_THE TASK_: Where a line contains the word "name", copy that line in full.
○ ○ ○
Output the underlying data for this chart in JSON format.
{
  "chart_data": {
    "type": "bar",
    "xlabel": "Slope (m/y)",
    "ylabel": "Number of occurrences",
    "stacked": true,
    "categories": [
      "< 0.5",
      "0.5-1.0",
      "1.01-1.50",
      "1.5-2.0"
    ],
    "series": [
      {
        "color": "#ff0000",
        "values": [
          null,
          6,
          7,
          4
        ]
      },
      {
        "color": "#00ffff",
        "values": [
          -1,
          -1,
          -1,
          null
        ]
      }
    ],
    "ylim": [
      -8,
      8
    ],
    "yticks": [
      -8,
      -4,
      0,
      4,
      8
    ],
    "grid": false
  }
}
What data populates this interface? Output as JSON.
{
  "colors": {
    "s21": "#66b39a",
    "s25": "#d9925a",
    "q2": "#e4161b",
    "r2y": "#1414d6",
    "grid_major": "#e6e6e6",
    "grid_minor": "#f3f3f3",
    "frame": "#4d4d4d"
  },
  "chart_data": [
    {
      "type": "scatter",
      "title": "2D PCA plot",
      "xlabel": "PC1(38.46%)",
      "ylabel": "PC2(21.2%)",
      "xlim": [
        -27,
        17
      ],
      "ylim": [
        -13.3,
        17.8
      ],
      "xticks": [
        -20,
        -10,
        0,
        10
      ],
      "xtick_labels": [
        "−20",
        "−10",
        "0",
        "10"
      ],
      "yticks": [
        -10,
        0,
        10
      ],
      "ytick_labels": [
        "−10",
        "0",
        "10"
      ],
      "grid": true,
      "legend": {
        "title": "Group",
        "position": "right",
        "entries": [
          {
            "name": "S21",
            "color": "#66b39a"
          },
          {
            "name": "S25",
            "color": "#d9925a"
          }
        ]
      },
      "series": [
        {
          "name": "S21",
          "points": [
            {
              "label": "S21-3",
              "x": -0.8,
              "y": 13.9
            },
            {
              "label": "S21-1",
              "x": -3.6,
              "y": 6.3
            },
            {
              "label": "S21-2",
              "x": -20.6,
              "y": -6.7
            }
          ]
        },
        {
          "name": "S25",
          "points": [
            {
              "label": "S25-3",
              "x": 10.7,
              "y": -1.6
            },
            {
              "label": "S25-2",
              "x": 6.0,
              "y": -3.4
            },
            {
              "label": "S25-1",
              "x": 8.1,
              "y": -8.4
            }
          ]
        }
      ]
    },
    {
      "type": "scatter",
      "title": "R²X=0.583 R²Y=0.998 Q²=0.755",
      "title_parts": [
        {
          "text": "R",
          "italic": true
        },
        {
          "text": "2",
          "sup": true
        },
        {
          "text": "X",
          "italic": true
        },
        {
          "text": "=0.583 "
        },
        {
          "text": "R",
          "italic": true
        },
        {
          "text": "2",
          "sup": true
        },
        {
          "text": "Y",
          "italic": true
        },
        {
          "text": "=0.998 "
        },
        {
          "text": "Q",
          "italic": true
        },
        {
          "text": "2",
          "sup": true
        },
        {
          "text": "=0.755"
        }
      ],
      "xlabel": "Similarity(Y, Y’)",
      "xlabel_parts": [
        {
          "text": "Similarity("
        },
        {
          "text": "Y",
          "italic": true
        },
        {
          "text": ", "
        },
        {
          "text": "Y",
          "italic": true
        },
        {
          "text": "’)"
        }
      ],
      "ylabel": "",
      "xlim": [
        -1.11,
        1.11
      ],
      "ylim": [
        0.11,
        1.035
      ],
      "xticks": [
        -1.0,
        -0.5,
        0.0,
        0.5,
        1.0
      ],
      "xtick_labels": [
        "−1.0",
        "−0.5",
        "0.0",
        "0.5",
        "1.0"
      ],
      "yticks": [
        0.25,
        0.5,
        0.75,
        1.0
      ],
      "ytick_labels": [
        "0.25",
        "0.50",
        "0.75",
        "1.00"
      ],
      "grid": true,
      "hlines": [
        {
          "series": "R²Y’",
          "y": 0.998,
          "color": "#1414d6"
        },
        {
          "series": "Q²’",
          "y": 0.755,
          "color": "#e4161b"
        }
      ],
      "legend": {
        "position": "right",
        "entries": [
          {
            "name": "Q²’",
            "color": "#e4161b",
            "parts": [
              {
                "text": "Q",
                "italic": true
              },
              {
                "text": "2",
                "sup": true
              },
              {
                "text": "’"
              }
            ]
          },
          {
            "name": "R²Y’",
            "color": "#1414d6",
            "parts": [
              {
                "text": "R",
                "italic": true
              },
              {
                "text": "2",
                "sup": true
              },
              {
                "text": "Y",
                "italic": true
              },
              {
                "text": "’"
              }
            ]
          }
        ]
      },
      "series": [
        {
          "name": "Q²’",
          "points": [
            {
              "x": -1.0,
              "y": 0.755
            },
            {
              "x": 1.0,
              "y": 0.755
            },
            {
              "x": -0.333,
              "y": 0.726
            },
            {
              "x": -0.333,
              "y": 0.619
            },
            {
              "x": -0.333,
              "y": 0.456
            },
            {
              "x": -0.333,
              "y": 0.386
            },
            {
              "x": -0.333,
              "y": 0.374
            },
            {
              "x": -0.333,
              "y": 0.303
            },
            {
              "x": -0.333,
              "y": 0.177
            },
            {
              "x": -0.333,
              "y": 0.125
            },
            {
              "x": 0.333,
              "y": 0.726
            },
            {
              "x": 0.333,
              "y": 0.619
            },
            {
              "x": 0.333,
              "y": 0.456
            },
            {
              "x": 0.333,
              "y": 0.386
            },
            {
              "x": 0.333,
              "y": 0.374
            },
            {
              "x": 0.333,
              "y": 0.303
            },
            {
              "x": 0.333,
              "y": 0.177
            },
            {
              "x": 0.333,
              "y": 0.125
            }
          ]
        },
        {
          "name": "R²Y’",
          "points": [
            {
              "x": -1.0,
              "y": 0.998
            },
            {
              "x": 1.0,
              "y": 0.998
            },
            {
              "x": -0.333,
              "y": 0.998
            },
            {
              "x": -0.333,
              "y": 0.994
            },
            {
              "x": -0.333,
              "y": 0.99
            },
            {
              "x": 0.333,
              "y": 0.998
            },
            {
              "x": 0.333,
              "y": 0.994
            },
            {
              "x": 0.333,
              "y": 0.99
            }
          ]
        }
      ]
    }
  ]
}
○ ○ ○
_RIGHT ANSWER_:
            "name": "S21",
            "name": "S25",
          "name": "S21",
          "name": "S25",
            "name": "Q²’",
            "name": "R²Y’",
          "name": "Q²’",
          "name": "R²Y’",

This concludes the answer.